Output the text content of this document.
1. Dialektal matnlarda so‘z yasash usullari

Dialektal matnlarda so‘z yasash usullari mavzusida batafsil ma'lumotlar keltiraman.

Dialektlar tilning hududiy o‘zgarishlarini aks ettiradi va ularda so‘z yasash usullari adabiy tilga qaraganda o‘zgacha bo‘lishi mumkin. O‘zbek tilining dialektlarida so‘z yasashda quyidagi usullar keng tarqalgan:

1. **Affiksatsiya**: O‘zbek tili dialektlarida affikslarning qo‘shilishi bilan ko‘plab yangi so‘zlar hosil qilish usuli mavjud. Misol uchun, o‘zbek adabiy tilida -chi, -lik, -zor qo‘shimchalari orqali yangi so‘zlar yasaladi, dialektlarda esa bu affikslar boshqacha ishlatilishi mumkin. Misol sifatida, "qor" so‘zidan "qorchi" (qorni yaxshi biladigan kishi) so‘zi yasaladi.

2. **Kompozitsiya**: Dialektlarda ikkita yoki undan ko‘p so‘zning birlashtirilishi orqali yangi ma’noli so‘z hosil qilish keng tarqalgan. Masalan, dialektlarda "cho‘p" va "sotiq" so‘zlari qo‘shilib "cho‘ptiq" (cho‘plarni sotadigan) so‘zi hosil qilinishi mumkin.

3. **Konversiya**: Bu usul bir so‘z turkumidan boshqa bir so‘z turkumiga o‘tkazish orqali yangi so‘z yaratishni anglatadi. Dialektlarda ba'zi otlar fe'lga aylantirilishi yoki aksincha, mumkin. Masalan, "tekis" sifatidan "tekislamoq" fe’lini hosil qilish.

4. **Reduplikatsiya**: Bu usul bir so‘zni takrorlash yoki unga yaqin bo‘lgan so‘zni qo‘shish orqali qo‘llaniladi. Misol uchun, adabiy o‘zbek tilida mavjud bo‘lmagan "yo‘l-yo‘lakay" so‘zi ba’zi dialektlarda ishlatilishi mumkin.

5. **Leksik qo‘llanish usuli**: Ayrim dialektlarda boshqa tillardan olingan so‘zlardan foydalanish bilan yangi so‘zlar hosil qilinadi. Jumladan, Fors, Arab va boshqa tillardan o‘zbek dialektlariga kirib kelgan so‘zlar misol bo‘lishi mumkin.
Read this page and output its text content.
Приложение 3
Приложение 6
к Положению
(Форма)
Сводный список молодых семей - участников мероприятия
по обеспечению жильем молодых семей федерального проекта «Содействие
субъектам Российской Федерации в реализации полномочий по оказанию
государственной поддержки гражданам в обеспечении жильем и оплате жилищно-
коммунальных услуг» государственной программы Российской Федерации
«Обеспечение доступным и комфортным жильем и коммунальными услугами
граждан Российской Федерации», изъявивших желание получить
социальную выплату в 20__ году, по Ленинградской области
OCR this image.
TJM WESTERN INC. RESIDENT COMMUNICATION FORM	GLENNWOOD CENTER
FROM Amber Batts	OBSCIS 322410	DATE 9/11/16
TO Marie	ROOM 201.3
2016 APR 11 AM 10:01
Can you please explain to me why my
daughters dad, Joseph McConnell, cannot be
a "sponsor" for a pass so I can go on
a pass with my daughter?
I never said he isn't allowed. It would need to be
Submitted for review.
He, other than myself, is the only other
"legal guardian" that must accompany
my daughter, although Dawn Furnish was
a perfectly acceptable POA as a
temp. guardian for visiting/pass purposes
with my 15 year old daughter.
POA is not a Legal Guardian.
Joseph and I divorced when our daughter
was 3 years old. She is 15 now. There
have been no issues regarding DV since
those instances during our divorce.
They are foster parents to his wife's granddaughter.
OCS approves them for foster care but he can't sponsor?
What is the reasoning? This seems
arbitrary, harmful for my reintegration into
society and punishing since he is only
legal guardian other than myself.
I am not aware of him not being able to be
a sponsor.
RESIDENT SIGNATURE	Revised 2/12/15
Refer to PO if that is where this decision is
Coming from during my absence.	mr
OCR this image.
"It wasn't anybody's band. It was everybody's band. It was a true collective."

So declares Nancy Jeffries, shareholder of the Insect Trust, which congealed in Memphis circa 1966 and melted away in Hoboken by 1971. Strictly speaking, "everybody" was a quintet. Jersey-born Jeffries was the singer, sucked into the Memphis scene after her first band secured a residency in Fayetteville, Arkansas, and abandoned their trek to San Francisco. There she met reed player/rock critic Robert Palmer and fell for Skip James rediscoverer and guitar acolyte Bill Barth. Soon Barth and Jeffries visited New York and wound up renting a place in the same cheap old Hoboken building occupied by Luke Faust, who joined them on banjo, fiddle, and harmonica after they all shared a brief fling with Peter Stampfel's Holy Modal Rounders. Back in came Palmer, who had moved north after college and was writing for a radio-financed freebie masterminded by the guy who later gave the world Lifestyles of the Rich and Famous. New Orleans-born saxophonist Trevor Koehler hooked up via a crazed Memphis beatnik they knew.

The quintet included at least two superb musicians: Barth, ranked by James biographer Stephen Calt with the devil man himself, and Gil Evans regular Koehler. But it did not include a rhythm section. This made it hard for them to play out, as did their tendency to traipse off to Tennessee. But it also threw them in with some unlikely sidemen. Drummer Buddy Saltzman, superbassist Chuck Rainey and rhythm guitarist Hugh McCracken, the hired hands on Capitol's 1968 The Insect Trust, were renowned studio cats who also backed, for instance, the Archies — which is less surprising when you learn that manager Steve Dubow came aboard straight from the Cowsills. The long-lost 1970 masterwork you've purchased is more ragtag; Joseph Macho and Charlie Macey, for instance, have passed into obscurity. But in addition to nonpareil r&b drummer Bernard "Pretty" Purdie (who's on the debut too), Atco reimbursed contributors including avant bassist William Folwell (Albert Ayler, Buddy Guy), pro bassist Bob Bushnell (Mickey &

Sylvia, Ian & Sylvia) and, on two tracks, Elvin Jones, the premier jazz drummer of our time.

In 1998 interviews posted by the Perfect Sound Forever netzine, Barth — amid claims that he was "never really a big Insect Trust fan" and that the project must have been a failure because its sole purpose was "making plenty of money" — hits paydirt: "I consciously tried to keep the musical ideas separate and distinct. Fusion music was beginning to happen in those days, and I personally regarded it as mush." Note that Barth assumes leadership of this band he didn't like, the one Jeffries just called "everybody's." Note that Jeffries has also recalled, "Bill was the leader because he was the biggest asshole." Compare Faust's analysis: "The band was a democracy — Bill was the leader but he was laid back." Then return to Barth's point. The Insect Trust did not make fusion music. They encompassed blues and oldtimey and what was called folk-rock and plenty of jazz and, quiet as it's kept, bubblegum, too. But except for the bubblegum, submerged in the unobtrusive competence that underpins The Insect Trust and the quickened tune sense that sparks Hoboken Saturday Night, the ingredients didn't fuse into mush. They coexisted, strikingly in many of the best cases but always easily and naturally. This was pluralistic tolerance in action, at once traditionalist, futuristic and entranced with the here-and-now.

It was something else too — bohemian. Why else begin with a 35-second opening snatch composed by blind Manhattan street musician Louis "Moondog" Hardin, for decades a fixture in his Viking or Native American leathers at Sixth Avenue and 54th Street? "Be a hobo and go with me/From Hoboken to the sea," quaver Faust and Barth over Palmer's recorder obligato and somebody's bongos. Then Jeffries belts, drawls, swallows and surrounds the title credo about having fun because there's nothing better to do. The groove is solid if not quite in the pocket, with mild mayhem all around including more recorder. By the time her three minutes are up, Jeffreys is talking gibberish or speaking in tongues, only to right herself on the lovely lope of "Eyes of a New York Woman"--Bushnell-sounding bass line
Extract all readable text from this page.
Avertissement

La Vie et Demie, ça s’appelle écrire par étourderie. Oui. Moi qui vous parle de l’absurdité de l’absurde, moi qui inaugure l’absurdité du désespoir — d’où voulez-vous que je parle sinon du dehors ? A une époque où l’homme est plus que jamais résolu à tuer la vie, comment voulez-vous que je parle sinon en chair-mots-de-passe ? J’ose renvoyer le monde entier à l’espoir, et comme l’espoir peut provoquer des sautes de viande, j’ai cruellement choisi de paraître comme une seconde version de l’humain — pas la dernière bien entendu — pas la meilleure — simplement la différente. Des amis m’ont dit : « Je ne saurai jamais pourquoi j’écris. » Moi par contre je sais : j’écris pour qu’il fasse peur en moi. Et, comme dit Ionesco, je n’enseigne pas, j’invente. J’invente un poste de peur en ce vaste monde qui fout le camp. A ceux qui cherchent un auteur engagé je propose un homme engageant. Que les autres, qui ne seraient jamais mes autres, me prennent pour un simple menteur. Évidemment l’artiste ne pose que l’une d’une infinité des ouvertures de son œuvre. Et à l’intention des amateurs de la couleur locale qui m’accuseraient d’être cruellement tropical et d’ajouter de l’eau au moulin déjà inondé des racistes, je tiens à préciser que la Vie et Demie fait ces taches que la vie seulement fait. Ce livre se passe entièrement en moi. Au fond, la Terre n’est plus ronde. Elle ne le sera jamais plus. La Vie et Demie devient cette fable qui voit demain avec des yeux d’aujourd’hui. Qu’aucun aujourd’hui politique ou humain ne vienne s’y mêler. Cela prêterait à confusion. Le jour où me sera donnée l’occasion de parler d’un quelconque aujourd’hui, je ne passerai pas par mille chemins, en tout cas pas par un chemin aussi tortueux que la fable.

WHAT TO PRODUCE: Search the data for the string "since". List each line that has it.

TASK RESULT:
have been no issues regarding DV since
society and punishing since he is only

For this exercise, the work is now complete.